SUPPLIED RECORDS:
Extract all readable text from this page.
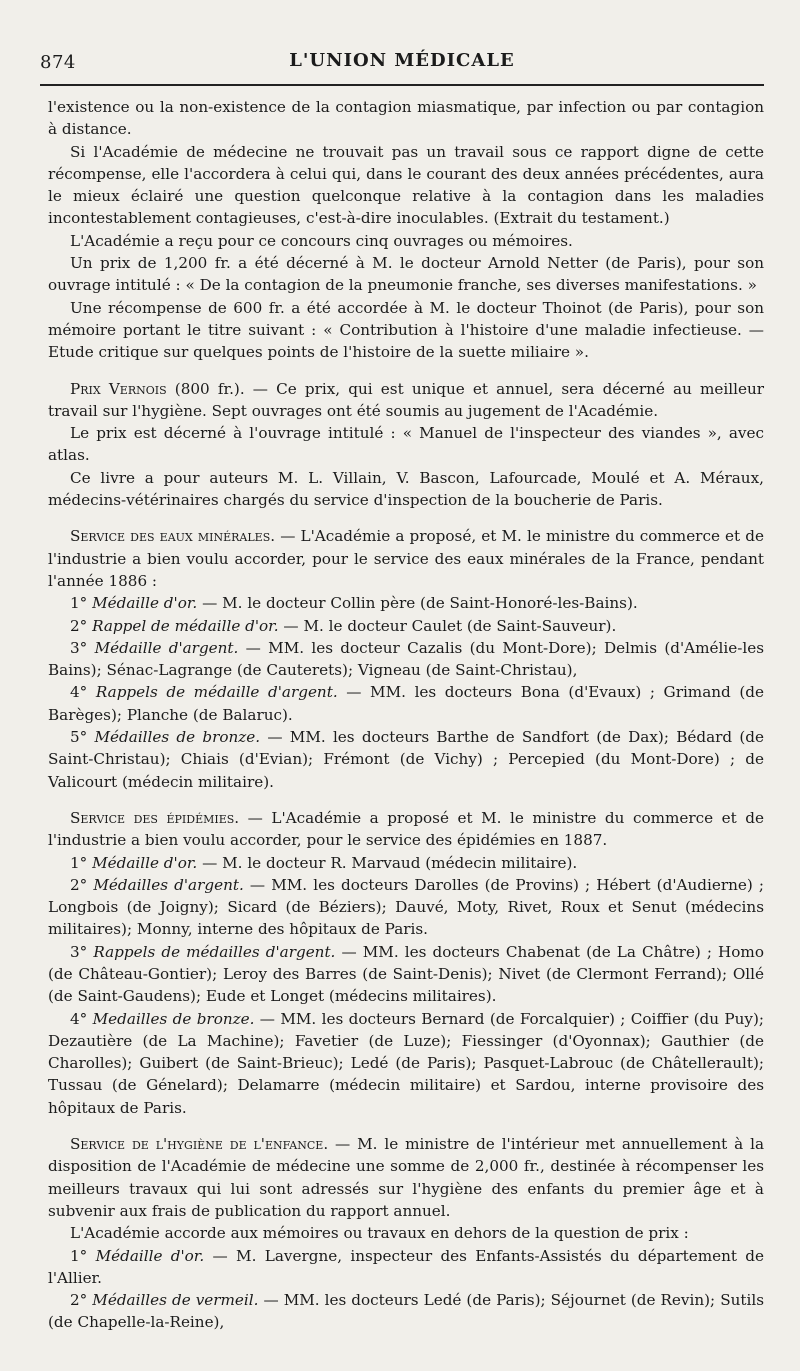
874	L'UNION MÉDICALE

l'existence ou la non-existence de la contagion miasmatique, par infection ou par contagion à distance.

Si l'Académie de médecine ne trouvait pas un travail sous ce rapport digne de cette récompense, elle l'accordera à celui qui, dans le courant des deux années précédentes, aura le mieux éclairé une question quelconque relative à la contagion dans les maladies incontestablement contagieuses, c'est-à-dire inoculables. (Extrait du testament.)

L'Académie a reçu pour ce concours cinq ouvrages ou mémoires.

Un prix de 1,200 fr. a été décerné à M. le docteur Arnold Netter (de Paris), pour son ouvrage intitulé : « De la contagion de la pneumonie franche, ses diverses manifestations. »

Une récompense de 600 fr. a été accordée à M. le docteur Thoinot (de Paris), pour son mémoire portant le titre suivant : « Contribution à l'histoire d'une maladie infectieuse. — Etude critique sur quelques points de l'histoire de la suette miliaire ».

Prix Vernois (800 fr.). — Ce prix, qui est unique et annuel, sera décerné au meilleur travail sur l'hygiène. Sept ouvrages ont été soumis au jugement de l'Académie.

Le prix est décerné à l'ouvrage intitulé : « Manuel de l'inspecteur des viandes », avec atlas.

Ce livre a pour auteurs M. L. Villain, V. Bascon, Lafourcade, Moulé et A. Méraux, médecins-vétérinaires chargés du service d'inspection de la boucherie de Paris.

Service des eaux minérales. — L'Académie a proposé, et M. le ministre du commerce et de l'industrie a bien voulu accorder, pour le service des eaux minérales de la France, pendant l'année 1886 :

1° Médaille d'or. — M. le docteur Collin père (de Saint-Honoré-les-Bains).

2° Rappel de médaille d'or. — M. le docteur Caulet (de Saint-Sauveur).

3° Médaille d'argent. — MM. les docteur Cazalis (du Mont-Dore); Delmis (d'Amélie-les Bains); Sénac-Lagrange (de Cauterets); Vigneau (de Saint-Christau),

4° Rappels de médaille d'argent. — MM. les docteurs Bona (d'Evaux) ; Grimand (de Barèges); Planche (de Balaruc).

5° Médailles de bronze. — MM. les docteurs Barthe de Sandfort (de Dax); Bédard (de Saint-Christau); Chiais (d'Evian); Frémont (de Vichy) ; Percepied (du Mont-Dore) ; de Valicourt (médecin militaire).

Service des épidémies. — L'Académie a proposé et M. le ministre du commerce et de l'industrie a bien voulu accorder, pour le service des épidémies en 1887.

1° Médaille d'or. — M. le docteur R. Marvaud (médecin militaire).

2° Médailles d'argent. — MM. les docteurs Darolles (de Provins) ; Hébert (d'Audierne) ; Longbois (de Joigny); Sicard (de Béziers); Dauvé, Moty, Rivet, Roux et Senut (médecins militaires); Monny, interne des hôpitaux de Paris.

3° Rappels de médailles d'argent. — MM. les docteurs Chabenat (de La Châtre) ; Homo (de Château-Gontier); Leroy des Barres (de Saint-Denis); Nivet (de Clermont Ferrand); Ollé (de Saint-Gaudens); Eude et Longet (médecins militaires).

4° Medailles de bronze. — MM. les docteurs Bernard (de Forcalquier) ; Coiffier (du Puy); Dezautière (de La Machine); Favetier (de Luze); Fiessinger (d'Oyonnax); Gauthier (de Charolles); Guibert (de Saint-Brieuc); Ledé (de Paris); Pasquet-Labrouc (de Châtellerault); Tussau (de Génelard); Delamarre (médecin militaire) et Sardou, interne provisoire des hôpitaux de Paris.

Service de l'hygiène de l'enfance. — M. le ministre de l'intérieur met annuellement à la disposition de l'Académie de médecine une somme de 2,000 fr., destinée à récompenser les meilleurs travaux qui lui sont adressés sur l'hygiène des enfants du premier âge et à subvenir aux frais de publication du rapport annuel.

L'Académie accorde aux mémoires ou travaux en dehors de la question de prix :

1° Médaille d'or. — M. Lavergne, inspecteur des Enfants-Assistés du département de l'Allier.

2° Médailles de vermeil. — MM. les docteurs Ledé (de Paris); Séjournet (de Revin); Sutils (de Chapelle-la-Reine),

AIM OF THE TASK:
Using the material above, return every line exactly as it appears, minus the pictures.

SOLUTION TO THE PROBLEM:
Extract all readable text from this page.
874	L'UNION MÉDICALE

l'existence ou la non-existence de la contagion miasmatique, par infection ou par contagion à distance.

Si l'Académie de médecine ne trouvait pas un travail sous ce rapport digne de cette récompense, elle l'accordera à celui qui, dans le courant des deux années précédentes, aura le mieux éclairé une question quelconque relative à la contagion dans les maladies incontestablement contagieuses, c'est-à-dire inoculables. (Extrait du testament.)

L'Académie a reçu pour ce concours cinq ouvrages ou mémoires.

Un prix de 1,200 fr. a été décerné à M. le docteur Arnold Netter (de Paris), pour son ouvrage intitulé : « De la contagion de la pneumonie franche, ses diverses manifestations. »

Une récompense de 600 fr. a été accordée à M. le docteur Thoinot (de Paris), pour son mémoire portant le titre suivant : « Contribution à l'histoire d'une maladie infectieuse. — Etude critique sur quelques points de l'histoire de la suette miliaire ».

Prix Vernois (800 fr.). — Ce prix, qui est unique et annuel, sera décerné au meilleur travail sur l'hygiène. Sept ouvrages ont été soumis au jugement de l'Académie.

Le prix est décerné à l'ouvrage intitulé : « Manuel de l'inspecteur des viandes », avec atlas.

Ce livre a pour auteurs M. L. Villain, V. Bascon, Lafourcade, Moulé et A. Méraux, médecins-vétérinaires chargés du service d'inspection de la boucherie de Paris.

Service des eaux minérales. — L'Académie a proposé, et M. le ministre du commerce et de l'industrie a bien voulu accorder, pour le service des eaux minérales de la France, pendant l'année 1886 :

1° Médaille d'or. — M. le docteur Collin père (de Saint-Honoré-les-Bains).

2° Rappel de médaille d'or. — M. le docteur Caulet (de Saint-Sauveur).

3° Médaille d'argent. — MM. les docteur Cazalis (du Mont-Dore); Delmis (d'Amélie-les Bains); Sénac-Lagrange (de Cauterets); Vigneau (de Saint-Christau),

4° Rappels de médaille d'argent. — MM. les docteurs Bona (d'Evaux) ; Grimand (de Barèges); Planche (de Balaruc).

5° Médailles de bronze. — MM. les docteurs Barthe de Sandfort (de Dax); Bédard (de Saint-Christau); Chiais (d'Evian); Frémont (de Vichy) ; Percepied (du Mont-Dore) ; de Valicourt (médecin militaire).

Service des épidémies. — L'Académie a proposé et M. le ministre du commerce et de l'industrie a bien voulu accorder, pour le service des épidémies en 1887.

1° Médaille d'or. — M. le docteur R. Marvaud (médecin militaire).

2° Médailles d'argent. — MM. les docteurs Darolles (de Provins) ; Hébert (d'Audierne) ; Longbois (de Joigny); Sicard (de Béziers); Dauvé, Moty, Rivet, Roux et Senut (médecins militaires); Monny, interne des hôpitaux de Paris.

3° Rappels de médailles d'argent. — MM. les docteurs Chabenat (de La Châtre) ; Homo (de Château-Gontier); Leroy des Barres (de Saint-Denis); Nivet (de Clermont Ferrand); Ollé (de Saint-Gaudens); Eude et Longet (médecins militaires).

4° Medailles de bronze. — MM. les docteurs Bernard (de Forcalquier) ; Coiffier (du Puy); Dezautière (de La Machine); Favetier (de Luze); Fiessinger (d'Oyonnax); Gauthier (de Charolles); Guibert (de Saint-Brieuc); Ledé (de Paris); Pasquet-Labrouc (de Châtellerault); Tussau (de Génelard); Delamarre (médecin militaire) et Sardou, interne provisoire des hôpitaux de Paris.

Service de l'hygiène de l'enfance. — M. le ministre de l'intérieur met annuellement à la disposition de l'Académie de médecine une somme de 2,000 fr., destinée à récompenser les meilleurs travaux qui lui sont adressés sur l'hygiène des enfants du premier âge et à subvenir aux frais de publication du rapport annuel.

L'Académie accorde aux mémoires ou travaux en dehors de la question de prix :

1° Médaille d'or. — M. Lavergne, inspecteur des Enfants-Assistés du département de l'Allier.

2° Médailles de vermeil. — MM. les docteurs Ledé (de Paris); Séjournet (de Revin); Sutils (de Chapelle-la-Reine),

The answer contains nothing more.